**** Records to process

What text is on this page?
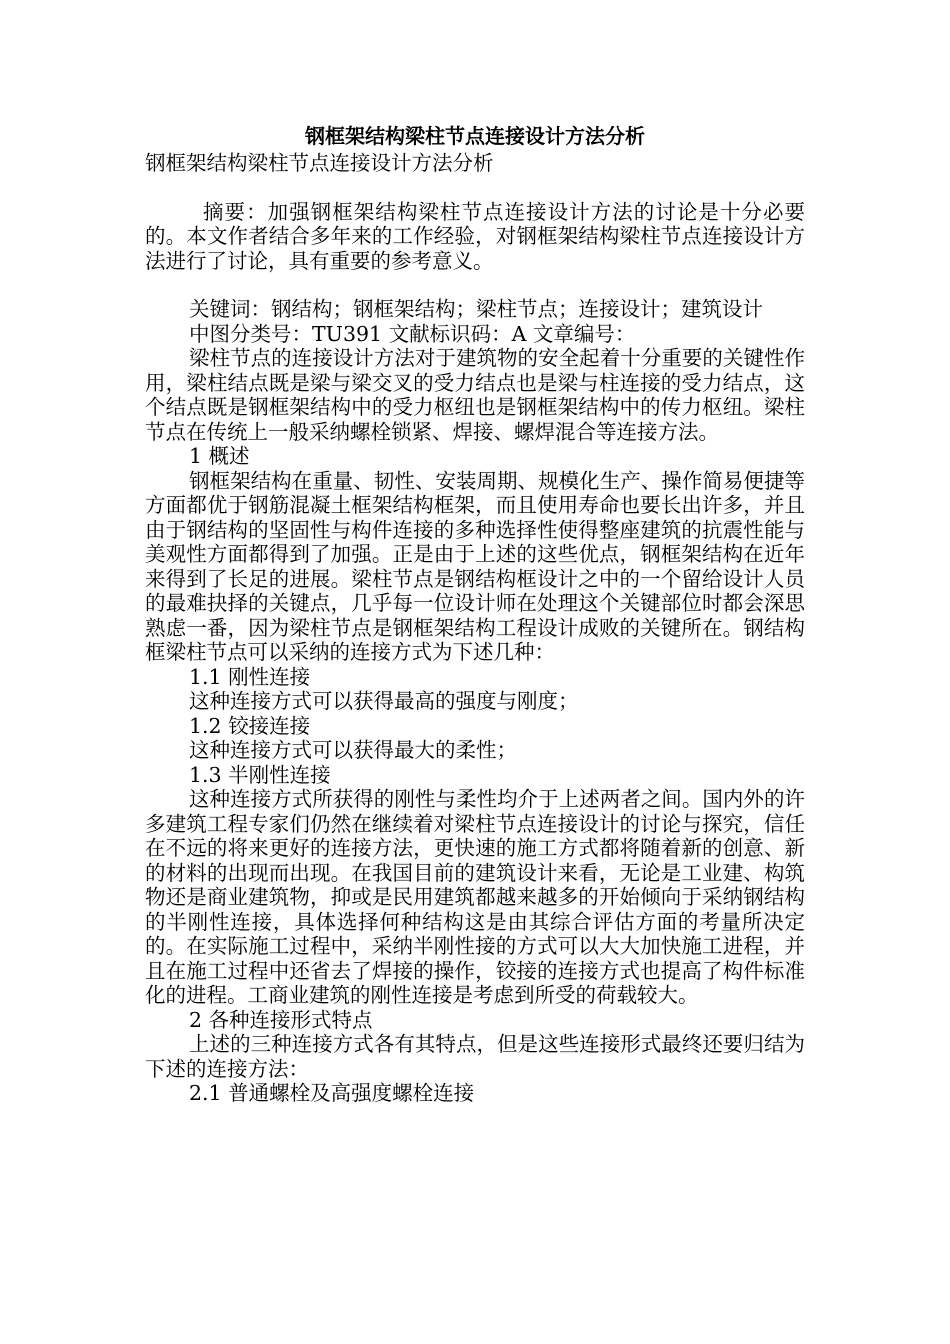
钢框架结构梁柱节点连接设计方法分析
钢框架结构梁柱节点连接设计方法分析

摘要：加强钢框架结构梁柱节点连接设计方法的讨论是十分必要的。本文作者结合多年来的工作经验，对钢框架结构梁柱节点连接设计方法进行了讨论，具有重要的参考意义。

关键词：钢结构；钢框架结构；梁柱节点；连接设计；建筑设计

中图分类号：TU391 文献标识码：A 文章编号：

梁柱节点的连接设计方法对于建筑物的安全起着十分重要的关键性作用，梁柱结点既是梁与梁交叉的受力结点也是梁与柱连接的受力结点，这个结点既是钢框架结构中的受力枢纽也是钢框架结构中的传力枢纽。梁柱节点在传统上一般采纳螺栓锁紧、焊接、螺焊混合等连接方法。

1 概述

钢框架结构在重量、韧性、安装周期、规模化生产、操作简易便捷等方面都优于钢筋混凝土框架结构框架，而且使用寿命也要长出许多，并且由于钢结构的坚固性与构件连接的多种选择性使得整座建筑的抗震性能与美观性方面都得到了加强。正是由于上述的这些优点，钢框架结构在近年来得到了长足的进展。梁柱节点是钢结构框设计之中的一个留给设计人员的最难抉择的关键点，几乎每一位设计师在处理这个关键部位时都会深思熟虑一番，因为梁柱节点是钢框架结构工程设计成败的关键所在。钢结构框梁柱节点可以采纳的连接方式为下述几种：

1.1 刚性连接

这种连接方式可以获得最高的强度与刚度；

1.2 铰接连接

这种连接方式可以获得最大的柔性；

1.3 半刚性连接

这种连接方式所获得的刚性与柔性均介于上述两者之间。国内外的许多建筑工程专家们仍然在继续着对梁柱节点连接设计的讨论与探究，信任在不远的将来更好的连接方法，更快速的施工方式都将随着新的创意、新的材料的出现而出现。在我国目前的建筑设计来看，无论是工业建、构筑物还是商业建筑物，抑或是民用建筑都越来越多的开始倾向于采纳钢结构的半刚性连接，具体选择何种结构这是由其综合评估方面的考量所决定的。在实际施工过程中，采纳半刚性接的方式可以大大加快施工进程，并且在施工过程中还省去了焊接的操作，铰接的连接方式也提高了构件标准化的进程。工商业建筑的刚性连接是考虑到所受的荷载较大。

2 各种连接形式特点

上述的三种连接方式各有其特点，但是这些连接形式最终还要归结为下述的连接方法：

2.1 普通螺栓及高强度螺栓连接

********

### Directions
Leave out the pictures and print each record exactly as it stands.

### Task result
What text is on this page?
钢框架结构梁柱节点连接设计方法分析
钢框架结构梁柱节点连接设计方法分析

摘要：加强钢框架结构梁柱节点连接设计方法的讨论是十分必要的。本文作者结合多年来的工作经验，对钢框架结构梁柱节点连接设计方法进行了讨论，具有重要的参考意义。

关键词：钢结构；钢框架结构；梁柱节点；连接设计；建筑设计

中图分类号：TU391 文献标识码：A 文章编号：

梁柱节点的连接设计方法对于建筑物的安全起着十分重要的关键性作用，梁柱结点既是梁与梁交叉的受力结点也是梁与柱连接的受力结点，这个结点既是钢框架结构中的受力枢纽也是钢框架结构中的传力枢纽。梁柱节点在传统上一般采纳螺栓锁紧、焊接、螺焊混合等连接方法。

1 概述

钢框架结构在重量、韧性、安装周期、规模化生产、操作简易便捷等方面都优于钢筋混凝土框架结构框架，而且使用寿命也要长出许多，并且由于钢结构的坚固性与构件连接的多种选择性使得整座建筑的抗震性能与美观性方面都得到了加强。正是由于上述的这些优点，钢框架结构在近年来得到了长足的进展。梁柱节点是钢结构框设计之中的一个留给设计人员的最难抉择的关键点，几乎每一位设计师在处理这个关键部位时都会深思熟虑一番，因为梁柱节点是钢框架结构工程设计成败的关键所在。钢结构框梁柱节点可以采纳的连接方式为下述几种：

1.1 刚性连接

这种连接方式可以获得最高的强度与刚度；

1.2 铰接连接

这种连接方式可以获得最大的柔性；

1.3 半刚性连接

这种连接方式所获得的刚性与柔性均介于上述两者之间。国内外的许多建筑工程专家们仍然在继续着对梁柱节点连接设计的讨论与探究，信任在不远的将来更好的连接方法，更快速的施工方式都将随着新的创意、新的材料的出现而出现。在我国目前的建筑设计来看，无论是工业建、构筑物还是商业建筑物，抑或是民用建筑都越来越多的开始倾向于采纳钢结构的半刚性连接，具体选择何种结构这是由其综合评估方面的考量所决定的。在实际施工过程中，采纳半刚性接的方式可以大大加快施工进程，并且在施工过程中还省去了焊接的操作，铰接的连接方式也提高了构件标准化的进程。工商业建筑的刚性连接是考虑到所受的荷载较大。

2 各种连接形式特点

上述的三种连接方式各有其特点，但是这些连接形式最终还要归结为下述的连接方法：

2.1 普通螺栓及高强度螺栓连接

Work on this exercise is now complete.